_Exercise objective_
Print the records below word for word, but leave out the pictures.

* Begin Data entries *

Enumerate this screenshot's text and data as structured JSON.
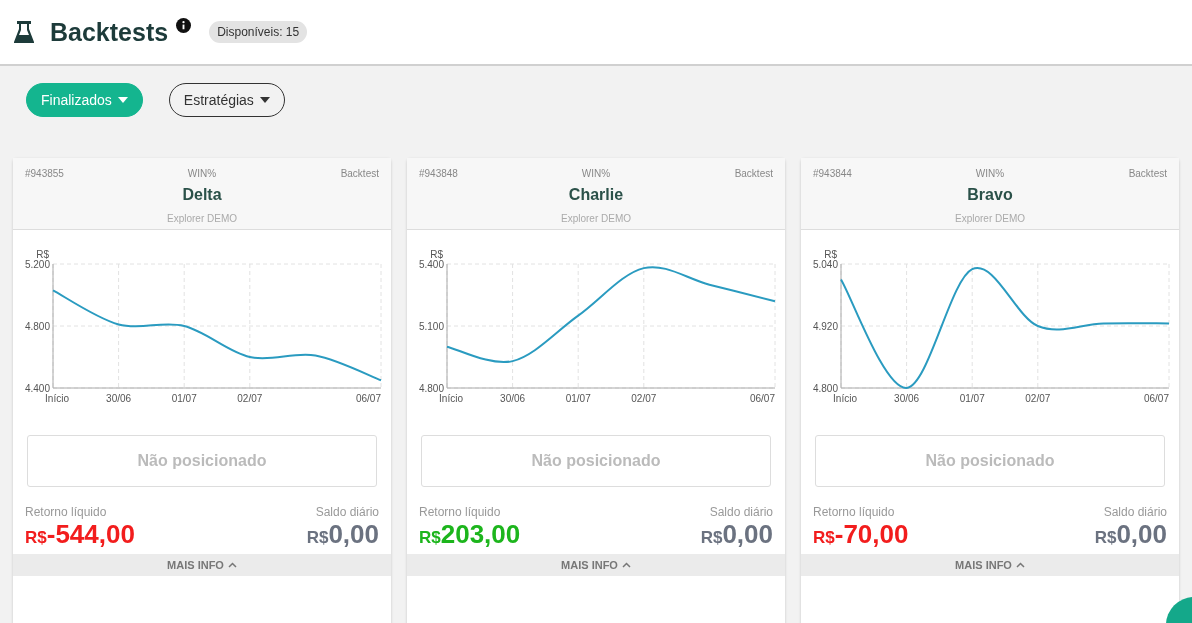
{
  "header": {
    "title": "Backtests",
    "badge": "Disponíveis: 15"
  },
  "filters": [
    {
      "label": "Finalizados",
      "selected": true
    },
    {
      "label": "Estratégias",
      "selected": false
    }
  ],
  "cards": [
    {
      "id": "#943855",
      "symbol": "WIN%",
      "type": "Backtest",
      "name": "Delta",
      "account": "Explorer DEMO",
      "chart_data": {
        "type": "line",
        "grid": true,
        "ylabel": "R$",
        "categories": [
          "Início",
          "30/06",
          "01/07",
          "02/07",
          null,
          "06/07"
        ],
        "series": [
          {
            "color": "#2a9bc0",
            "values": [
              5030,
              4810,
              4800,
              4600,
              4610,
              4450
            ]
          }
        ],
        "ylim": [
          4400,
          5200
        ],
        "yticks": [
          {
            "value": 4400,
            "label": "4.400"
          },
          {
            "value": 4800,
            "label": "4.800"
          },
          {
            "value": 5200,
            "label": "5.200"
          }
        ]
      },
      "status": "Não posicionado",
      "return_label": "Retorno líquido",
      "return_currency": "R$",
      "return_value": "-544,00",
      "color": "#f21d1d",
      "balance_label": "Saldo diário",
      "balance_currency": "R$",
      "balance_value": "0,00",
      "more": "MAIS INFO"
    },
    {
      "id": "#943848",
      "symbol": "WIN%",
      "type": "Backtest",
      "name": "Charlie",
      "account": "Explorer DEMO",
      "chart_data": {
        "type": "line",
        "grid": true,
        "ylabel": "R$",
        "categories": [
          "Início",
          "30/06",
          "01/07",
          "02/07",
          null,
          "06/07"
        ],
        "series": [
          {
            "color": "#2a9bc0",
            "values": [
              5000,
              4930,
              5150,
              5380,
              5300,
              5220
            ]
          }
        ],
        "ylim": [
          4800,
          5400
        ],
        "yticks": [
          {
            "value": 4800,
            "label": "4.800"
          },
          {
            "value": 5100,
            "label": "5.100"
          },
          {
            "value": 5400,
            "label": "5.400"
          }
        ]
      },
      "status": "Não posicionado",
      "return_label": "Retorno líquido",
      "return_currency": "R$",
      "return_value": "203,00",
      "color": "#1cb51c",
      "balance_label": "Saldo diário",
      "balance_currency": "R$",
      "balance_value": "0,00",
      "more": "MAIS INFO"
    },
    {
      "id": "#943844",
      "symbol": "WIN%",
      "type": "Backtest",
      "name": "Bravo",
      "account": "Explorer DEMO",
      "chart_data": {
        "type": "line",
        "grid": true,
        "ylabel": "R$",
        "categories": [
          "Início",
          "30/06",
          "01/07",
          "02/07",
          null,
          "06/07"
        ],
        "series": [
          {
            "color": "#2a9bc0",
            "values": [
              5010,
              4800,
              5030,
              4920,
              4925,
              4925
            ]
          }
        ],
        "ylim": [
          4800,
          5040
        ],
        "yticks": [
          {
            "value": 4800,
            "label": "4.800"
          },
          {
            "value": 4920,
            "label": "4.920"
          },
          {
            "value": 5040,
            "label": "5.040"
          }
        ]
      },
      "status": "Não posicionado",
      "return_label": "Retorno líquido",
      "return_currency": "R$",
      "return_value": "-70,00",
      "color": "#f21d1d",
      "balance_label": "Saldo diário",
      "balance_currency": "R$",
      "balance_value": "0,00",
      "more": "MAIS INFO"
    }
  ]
}
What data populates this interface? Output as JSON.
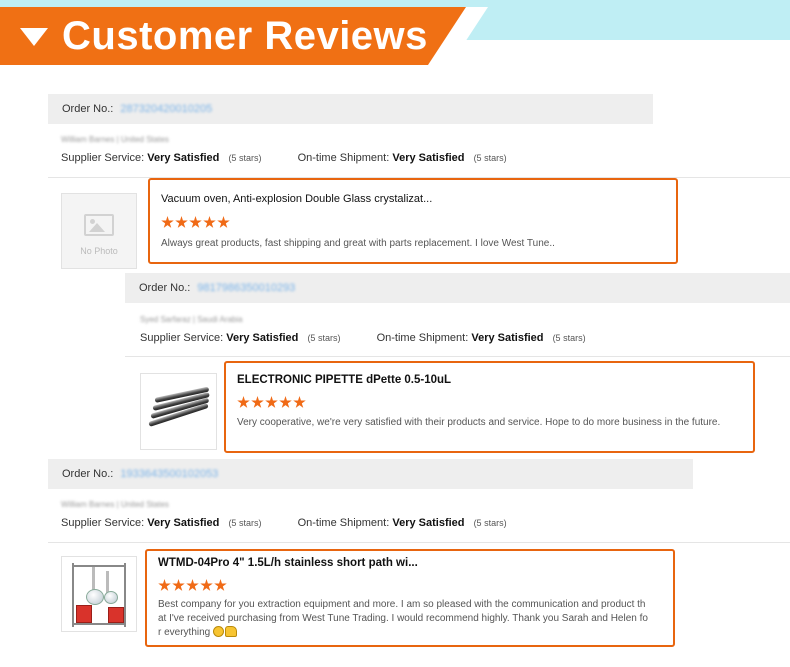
{
  "header": {
    "title": "Customer Reviews"
  },
  "labels": {
    "order_no": "Order No.:",
    "supplier_service": "Supplier Service:",
    "on_time_shipment": "On-time Shipment:"
  },
  "reviews": [
    {
      "order_number": "287320420010205",
      "buyer": "William Barnes | United States",
      "supplier_rating": "Very Satisfied",
      "supplier_stars": "(5 stars)",
      "shipment_rating": "Very Satisfied",
      "shipment_stars": "(5 stars)",
      "thumbnail": "No Photo",
      "product_title": "Vacuum oven, Anti-explosion Double Glass crystalizat...",
      "stars": 5,
      "text": "Always great products, fast shipping and great with parts replacement. I love West Tune.."
    },
    {
      "order_number": "9817986350010293",
      "buyer": "Syed Sarfaraz | Saudi Arabia",
      "supplier_rating": "Very Satisfied",
      "supplier_stars": "(5 stars)",
      "shipment_rating": "Very Satisfied",
      "shipment_stars": "(5 stars)",
      "thumbnail": "pipette-photo",
      "product_title": "ELECTRONIC PIPETTE dPette 0.5-10uL",
      "stars": 5,
      "text": "Very cooperative, we're very satisfied with their products and service. Hope to do more business in the future."
    },
    {
      "order_number": "1933643500102053",
      "buyer": "William Barnes | United States",
      "supplier_rating": "Very Satisfied",
      "supplier_stars": "(5 stars)",
      "shipment_rating": "Very Satisfied",
      "shipment_stars": "(5 stars)",
      "thumbnail": "distillation-photo",
      "product_title": "WTMD-04Pro 4\" 1.5L/h stainless short path wi...",
      "stars": 5,
      "text": "Best company for you extraction equipment and more. I am so pleased with the communication and product that I've received purchasing from West Tune Trading. I would recommend highly. Thank you Sarah and Helen for everything"
    }
  ],
  "colors": {
    "accent": "#f07014",
    "banner_bg": "#bfeef4",
    "order_bar": "#eeeeee",
    "star": "#f06a16"
  }
}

* End Data entries *

_Task answer_
Enumerate this screenshot's text and data as structured JSON.
{
  "header": {
    "title": "Backtests",
    "badge": "Disponíveis: 15"
  },
  "filters": [
    {
      "label": "Finalizados",
      "selected": true
    },
    {
      "label": "Estratégias",
      "selected": false
    }
  ],
  "cards": [
    {
      "id": "#943855",
      "symbol": "WIN%",
      "type": "Backtest",
      "name": "Delta",
      "account": "Explorer DEMO",
      "chart_data": {
        "type": "line",
        "grid": true,
        "ylabel": "R$",
        "categories": [
          "Início",
          "30/06",
          "01/07",
          "02/07",
          null,
          "06/07"
        ],
        "series": [
          {
            "color": "#2a9bc0",
            "values": [
              5030,
              4810,
              4800,
              4600,
              4610,
              4450
            ]
          }
        ],
        "ylim": [
          4400,
          5200
        ],
        "yticks": [
          {
            "value": 4400,
            "label": "4.400"
          },
          {
            "value": 4800,
            "label": "4.800"
          },
          {
            "value": 5200,
            "label": "5.200"
          }
        ]
      },
      "status": "Não posicionado",
      "return_label": "Retorno líquido",
      "return_currency": "R$",
      "return_value": "-544,00",
      "color": "#f21d1d",
      "balance_label": "Saldo diário",
      "balance_currency": "R$",
      "balance_value": "0,00",
      "more": "MAIS INFO"
    },
    {
      "id": "#943848",
      "symbol": "WIN%",
      "type": "Backtest",
      "name": "Charlie",
      "account": "Explorer DEMO",
      "chart_data": {
        "type": "line",
        "grid": true,
        "ylabel": "R$",
        "categories": [
          "Início",
          "30/06",
          "01/07",
          "02/07",
          null,
          "06/07"
        ],
        "series": [
          {
            "color": "#2a9bc0",
            "values": [
              5000,
              4930,
              5150,
              5380,
              5300,
              5220
            ]
          }
        ],
        "ylim": [
          4800,
          5400
        ],
        "yticks": [
          {
            "value": 4800,
            "label": "4.800"
          },
          {
            "value": 5100,
            "label": "5.100"
          },
          {
            "value": 5400,
            "label": "5.400"
          }
        ]
      },
      "status": "Não posicionado",
      "return_label": "Retorno líquido",
      "return_currency": "R$",
      "return_value": "203,00",
      "color": "#1cb51c",
      "balance_label": "Saldo diário",
      "balance_currency": "R$",
      "balance_value": "0,00",
      "more": "MAIS INFO"
    },
    {
      "id": "#943844",
      "symbol": "WIN%",
      "type": "Backtest",
      "name": "Bravo",
      "account": "Explorer DEMO",
      "chart_data": {
        "type": "line",
        "grid": true,
        "ylabel": "R$",
        "categories": [
          "Início",
          "30/06",
          "01/07",
          "02/07",
          null,
          "06/07"
        ],
        "series": [
          {
            "color": "#2a9bc0",
            "values": [
              5010,
              4800,
              5030,
              4920,
              4925,
              4925
            ]
          }
        ],
        "ylim": [
          4800,
          5040
        ],
        "yticks": [
          {
            "value": 4800,
            "label": "4.800"
          },
          {
            "value": 4920,
            "label": "4.920"
          },
          {
            "value": 5040,
            "label": "5.040"
          }
        ]
      },
      "status": "Não posicionado",
      "return_label": "Retorno líquido",
      "return_currency": "R$",
      "return_value": "-70,00",
      "color": "#f21d1d",
      "balance_label": "Saldo diário",
      "balance_currency": "R$",
      "balance_value": "0,00",
      "more": "MAIS INFO"
    }
  ]
}
What data populates this interface? Output as JSON.
{
  "header": {
    "title": "Customer Reviews"
  },
  "labels": {
    "order_no": "Order No.:",
    "supplier_service": "Supplier Service:",
    "on_time_shipment": "On-time Shipment:"
  },
  "reviews": [
    {
      "order_number": "287320420010205",
      "buyer": "William Barnes | United States",
      "supplier_rating": "Very Satisfied",
      "supplier_stars": "(5 stars)",
      "shipment_rating": "Very Satisfied",
      "shipment_stars": "(5 stars)",
      "thumbnail": "No Photo",
      "product_title": "Vacuum oven, Anti-explosion Double Glass crystalizat...",
      "stars": 5,
      "text": "Always great products, fast shipping and great with parts replacement. I love West Tune.."
    },
    {
      "order_number": "9817986350010293",
      "buyer": "Syed Sarfaraz | Saudi Arabia",
      "supplier_rating": "Very Satisfied",
      "supplier_stars": "(5 stars)",
      "shipment_rating": "Very Satisfied",
      "shipment_stars": "(5 stars)",
      "thumbnail": "pipette-photo",
      "product_title": "ELECTRONIC PIPETTE dPette 0.5-10uL",
      "stars": 5,
      "text": "Very cooperative, we're very satisfied with their products and service. Hope to do more business in the future."
    },
    {
      "order_number": "1933643500102053",
      "buyer": "William Barnes | United States",
      "supplier_rating": "Very Satisfied",
      "supplier_stars": "(5 stars)",
      "shipment_rating": "Very Satisfied",
      "shipment_stars": "(5 stars)",
      "thumbnail": "distillation-photo",
      "product_title": "WTMD-04Pro 4\" 1.5L/h stainless short path wi...",
      "stars": 5,
      "text": "Best company for you extraction equipment and more. I am so pleased with the communication and product that I've received purchasing from West Tune Trading. I would recommend highly. Thank you Sarah and Helen for everything"
    }
  ],
  "colors": {
    "accent": "#f07014",
    "banner_bg": "#bfeef4",
    "order_bar": "#eeeeee",
    "star": "#f06a16"
  }
}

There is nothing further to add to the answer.